▶ [Short problem] Reproduce each line bearing the word "pour".
━━ Data for this task
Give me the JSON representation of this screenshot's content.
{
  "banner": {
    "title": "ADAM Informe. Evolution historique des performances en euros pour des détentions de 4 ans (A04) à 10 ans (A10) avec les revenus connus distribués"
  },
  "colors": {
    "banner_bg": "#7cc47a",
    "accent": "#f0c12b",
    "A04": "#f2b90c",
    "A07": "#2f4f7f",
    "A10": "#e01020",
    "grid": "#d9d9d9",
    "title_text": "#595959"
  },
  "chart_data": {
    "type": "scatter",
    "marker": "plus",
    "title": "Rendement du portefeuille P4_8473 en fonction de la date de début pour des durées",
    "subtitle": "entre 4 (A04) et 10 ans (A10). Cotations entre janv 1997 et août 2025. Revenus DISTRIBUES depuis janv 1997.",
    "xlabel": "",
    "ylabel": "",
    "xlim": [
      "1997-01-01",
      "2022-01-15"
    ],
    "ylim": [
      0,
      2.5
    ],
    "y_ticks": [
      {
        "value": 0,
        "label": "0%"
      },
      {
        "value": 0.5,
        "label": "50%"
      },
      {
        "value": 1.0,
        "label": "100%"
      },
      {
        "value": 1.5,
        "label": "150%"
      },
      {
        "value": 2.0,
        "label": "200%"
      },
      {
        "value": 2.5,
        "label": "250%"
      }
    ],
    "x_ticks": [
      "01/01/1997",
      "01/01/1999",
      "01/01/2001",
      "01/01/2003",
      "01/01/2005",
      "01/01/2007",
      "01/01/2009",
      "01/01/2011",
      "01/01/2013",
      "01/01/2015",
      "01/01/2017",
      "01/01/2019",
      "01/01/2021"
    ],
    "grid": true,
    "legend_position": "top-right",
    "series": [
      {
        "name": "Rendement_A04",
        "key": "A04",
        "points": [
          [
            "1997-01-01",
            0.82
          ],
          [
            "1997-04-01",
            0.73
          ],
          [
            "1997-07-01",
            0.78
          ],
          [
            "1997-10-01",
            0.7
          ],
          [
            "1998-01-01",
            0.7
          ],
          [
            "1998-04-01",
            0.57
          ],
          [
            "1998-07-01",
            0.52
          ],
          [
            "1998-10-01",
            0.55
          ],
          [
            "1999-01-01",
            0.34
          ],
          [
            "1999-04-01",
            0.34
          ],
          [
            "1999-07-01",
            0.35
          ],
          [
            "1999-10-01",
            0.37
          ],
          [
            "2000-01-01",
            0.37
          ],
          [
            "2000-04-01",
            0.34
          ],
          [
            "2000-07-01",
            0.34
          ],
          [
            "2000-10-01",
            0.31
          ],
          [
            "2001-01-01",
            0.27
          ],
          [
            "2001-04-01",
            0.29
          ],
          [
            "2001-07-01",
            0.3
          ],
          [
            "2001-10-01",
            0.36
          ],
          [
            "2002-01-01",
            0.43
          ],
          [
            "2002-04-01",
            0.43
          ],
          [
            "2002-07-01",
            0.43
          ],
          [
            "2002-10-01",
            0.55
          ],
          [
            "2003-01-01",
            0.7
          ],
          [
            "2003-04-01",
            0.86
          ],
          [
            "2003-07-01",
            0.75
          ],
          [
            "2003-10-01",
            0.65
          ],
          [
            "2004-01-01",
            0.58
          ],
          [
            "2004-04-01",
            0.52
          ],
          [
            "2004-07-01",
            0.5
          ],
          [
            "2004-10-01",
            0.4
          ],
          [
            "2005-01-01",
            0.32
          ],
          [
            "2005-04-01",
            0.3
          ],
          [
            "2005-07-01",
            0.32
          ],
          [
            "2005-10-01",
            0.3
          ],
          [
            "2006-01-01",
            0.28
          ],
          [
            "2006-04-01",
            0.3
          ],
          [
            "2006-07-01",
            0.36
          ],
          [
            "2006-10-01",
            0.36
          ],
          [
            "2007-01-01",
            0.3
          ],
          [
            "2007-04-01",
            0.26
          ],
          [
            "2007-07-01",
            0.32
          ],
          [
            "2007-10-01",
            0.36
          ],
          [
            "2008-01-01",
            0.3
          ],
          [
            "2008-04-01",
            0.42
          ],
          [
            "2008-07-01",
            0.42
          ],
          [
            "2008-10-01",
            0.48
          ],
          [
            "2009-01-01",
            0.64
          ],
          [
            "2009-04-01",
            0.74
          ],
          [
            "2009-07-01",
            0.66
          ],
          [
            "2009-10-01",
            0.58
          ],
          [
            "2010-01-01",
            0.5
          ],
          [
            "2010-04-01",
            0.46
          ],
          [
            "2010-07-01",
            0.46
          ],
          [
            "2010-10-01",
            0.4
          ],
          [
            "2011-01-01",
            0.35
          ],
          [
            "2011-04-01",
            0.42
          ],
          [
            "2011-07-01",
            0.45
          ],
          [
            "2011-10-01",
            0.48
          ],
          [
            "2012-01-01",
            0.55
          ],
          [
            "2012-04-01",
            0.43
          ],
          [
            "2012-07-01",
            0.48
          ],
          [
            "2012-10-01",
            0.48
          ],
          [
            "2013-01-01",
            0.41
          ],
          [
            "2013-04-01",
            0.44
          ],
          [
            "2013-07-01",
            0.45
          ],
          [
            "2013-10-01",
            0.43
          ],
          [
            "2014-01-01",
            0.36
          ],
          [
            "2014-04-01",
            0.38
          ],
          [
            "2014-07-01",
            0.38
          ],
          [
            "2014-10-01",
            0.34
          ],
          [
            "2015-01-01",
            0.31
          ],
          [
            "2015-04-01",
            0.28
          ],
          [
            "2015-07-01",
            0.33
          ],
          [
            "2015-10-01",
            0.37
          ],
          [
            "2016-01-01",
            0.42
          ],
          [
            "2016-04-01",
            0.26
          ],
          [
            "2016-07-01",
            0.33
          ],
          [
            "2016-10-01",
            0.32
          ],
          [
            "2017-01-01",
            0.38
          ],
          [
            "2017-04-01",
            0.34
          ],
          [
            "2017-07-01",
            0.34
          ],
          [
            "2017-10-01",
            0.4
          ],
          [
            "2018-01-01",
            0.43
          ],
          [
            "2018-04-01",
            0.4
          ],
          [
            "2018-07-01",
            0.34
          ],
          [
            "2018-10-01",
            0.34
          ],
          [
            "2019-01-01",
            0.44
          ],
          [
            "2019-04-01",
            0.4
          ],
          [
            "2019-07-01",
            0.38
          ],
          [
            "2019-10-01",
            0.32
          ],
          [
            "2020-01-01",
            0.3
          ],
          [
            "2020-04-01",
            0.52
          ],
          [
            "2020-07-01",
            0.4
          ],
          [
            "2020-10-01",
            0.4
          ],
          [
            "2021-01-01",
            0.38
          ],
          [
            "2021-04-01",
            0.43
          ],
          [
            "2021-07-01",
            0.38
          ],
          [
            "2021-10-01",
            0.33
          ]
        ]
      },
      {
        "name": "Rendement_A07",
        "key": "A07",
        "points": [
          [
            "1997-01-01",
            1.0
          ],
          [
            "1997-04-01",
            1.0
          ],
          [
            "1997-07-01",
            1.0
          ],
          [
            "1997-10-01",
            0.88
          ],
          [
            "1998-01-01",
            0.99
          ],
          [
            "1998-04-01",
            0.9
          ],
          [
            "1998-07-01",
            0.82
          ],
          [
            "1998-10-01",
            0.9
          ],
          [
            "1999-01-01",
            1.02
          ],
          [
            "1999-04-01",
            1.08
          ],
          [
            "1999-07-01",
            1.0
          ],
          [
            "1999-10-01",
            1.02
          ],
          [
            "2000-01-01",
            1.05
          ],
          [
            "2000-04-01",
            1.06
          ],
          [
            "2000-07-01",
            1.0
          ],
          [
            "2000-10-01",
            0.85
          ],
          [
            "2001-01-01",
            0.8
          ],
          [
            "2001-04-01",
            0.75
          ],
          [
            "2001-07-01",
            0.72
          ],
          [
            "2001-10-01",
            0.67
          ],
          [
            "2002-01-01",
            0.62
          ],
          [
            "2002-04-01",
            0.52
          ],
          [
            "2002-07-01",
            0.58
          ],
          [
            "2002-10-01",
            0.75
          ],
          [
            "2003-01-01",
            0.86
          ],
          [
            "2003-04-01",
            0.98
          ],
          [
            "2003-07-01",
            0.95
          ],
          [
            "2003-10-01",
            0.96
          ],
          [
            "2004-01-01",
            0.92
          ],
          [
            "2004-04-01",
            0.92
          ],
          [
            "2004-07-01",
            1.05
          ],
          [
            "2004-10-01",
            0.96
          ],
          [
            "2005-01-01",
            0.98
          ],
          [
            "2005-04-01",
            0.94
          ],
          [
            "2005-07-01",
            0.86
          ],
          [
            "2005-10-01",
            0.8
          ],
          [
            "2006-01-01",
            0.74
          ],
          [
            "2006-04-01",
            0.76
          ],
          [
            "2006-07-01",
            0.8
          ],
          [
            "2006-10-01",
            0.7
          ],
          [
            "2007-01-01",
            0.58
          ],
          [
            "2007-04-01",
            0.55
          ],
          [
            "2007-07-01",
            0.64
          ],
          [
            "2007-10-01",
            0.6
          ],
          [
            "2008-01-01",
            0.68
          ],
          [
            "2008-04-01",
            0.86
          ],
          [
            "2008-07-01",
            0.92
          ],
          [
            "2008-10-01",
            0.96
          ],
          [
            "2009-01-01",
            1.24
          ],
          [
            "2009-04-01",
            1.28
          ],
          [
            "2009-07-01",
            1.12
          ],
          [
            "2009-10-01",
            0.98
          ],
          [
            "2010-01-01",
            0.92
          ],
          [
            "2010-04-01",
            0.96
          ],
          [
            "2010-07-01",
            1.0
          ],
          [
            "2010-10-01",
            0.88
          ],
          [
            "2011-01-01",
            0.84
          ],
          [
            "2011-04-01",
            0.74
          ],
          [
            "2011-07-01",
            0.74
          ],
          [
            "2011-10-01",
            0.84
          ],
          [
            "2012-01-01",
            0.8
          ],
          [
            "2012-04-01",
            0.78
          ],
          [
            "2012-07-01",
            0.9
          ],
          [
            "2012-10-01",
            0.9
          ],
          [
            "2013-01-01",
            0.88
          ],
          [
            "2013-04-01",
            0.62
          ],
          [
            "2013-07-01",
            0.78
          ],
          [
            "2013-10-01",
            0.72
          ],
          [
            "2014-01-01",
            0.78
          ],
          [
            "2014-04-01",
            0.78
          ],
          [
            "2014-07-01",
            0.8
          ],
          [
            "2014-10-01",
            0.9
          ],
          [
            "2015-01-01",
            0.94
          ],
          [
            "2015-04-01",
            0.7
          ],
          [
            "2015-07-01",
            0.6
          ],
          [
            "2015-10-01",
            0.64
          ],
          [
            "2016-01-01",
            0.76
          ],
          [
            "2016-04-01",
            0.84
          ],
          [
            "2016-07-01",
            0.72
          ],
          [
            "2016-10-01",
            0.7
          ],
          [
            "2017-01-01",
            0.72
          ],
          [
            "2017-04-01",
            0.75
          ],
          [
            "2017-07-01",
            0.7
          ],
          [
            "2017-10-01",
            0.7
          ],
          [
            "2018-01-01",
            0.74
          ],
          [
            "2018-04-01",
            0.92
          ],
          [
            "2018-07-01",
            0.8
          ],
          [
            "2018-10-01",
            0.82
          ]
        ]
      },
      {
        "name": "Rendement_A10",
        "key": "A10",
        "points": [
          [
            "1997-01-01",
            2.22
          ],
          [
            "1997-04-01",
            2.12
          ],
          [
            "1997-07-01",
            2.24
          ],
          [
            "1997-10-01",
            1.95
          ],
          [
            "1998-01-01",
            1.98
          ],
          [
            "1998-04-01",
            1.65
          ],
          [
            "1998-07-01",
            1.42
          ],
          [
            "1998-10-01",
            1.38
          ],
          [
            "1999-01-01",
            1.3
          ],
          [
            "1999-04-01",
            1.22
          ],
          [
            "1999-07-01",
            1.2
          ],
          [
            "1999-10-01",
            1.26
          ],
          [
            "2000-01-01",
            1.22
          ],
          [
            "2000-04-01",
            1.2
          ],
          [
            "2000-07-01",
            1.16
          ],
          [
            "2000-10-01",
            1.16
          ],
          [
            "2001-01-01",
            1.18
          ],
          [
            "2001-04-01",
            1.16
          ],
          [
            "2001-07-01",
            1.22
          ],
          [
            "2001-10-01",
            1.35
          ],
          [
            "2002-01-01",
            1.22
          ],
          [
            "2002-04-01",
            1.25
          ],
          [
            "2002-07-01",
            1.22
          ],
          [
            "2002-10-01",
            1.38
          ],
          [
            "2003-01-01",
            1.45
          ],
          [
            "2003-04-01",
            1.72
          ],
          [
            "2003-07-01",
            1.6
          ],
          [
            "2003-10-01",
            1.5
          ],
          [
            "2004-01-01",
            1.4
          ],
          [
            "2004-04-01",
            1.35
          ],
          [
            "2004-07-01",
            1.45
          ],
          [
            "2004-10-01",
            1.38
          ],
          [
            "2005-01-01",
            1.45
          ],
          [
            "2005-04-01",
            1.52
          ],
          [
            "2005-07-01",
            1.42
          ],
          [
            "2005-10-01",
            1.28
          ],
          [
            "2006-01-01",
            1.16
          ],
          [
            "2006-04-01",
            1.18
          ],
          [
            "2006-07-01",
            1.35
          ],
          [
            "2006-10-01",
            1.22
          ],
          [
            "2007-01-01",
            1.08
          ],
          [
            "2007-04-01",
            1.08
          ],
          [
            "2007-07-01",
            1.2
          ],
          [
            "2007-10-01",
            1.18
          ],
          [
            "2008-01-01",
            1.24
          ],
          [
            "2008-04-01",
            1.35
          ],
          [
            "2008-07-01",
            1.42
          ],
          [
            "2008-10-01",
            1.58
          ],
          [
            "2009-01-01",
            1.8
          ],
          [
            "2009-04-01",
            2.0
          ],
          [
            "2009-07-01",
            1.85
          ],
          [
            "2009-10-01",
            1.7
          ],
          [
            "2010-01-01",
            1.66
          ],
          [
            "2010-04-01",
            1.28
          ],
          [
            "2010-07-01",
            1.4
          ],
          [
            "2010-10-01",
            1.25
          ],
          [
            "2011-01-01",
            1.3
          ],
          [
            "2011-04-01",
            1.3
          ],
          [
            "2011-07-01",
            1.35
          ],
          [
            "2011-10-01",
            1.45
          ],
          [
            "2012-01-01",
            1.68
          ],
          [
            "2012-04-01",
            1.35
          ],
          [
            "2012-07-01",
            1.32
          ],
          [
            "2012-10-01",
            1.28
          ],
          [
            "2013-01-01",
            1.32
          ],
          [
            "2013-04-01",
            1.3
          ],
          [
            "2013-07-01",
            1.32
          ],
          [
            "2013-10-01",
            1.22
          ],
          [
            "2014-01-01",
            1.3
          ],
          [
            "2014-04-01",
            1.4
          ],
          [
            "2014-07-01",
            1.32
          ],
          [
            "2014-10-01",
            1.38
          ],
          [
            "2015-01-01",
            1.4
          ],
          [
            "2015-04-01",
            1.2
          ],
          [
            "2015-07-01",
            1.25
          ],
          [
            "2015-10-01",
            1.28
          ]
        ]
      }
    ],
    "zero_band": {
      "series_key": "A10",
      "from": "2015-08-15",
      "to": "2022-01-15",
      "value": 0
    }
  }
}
━━━━
▶ [Result of the exercise]
    "title": "ADAM Informe. Evolution historique des performances en euros pour des détentions de 4 ans (A04) à 10 ans (A10) avec les revenus connus distribués"
    "title": "Rendement du portefeuille P4_8473 en fonction de la date de début pour des durées",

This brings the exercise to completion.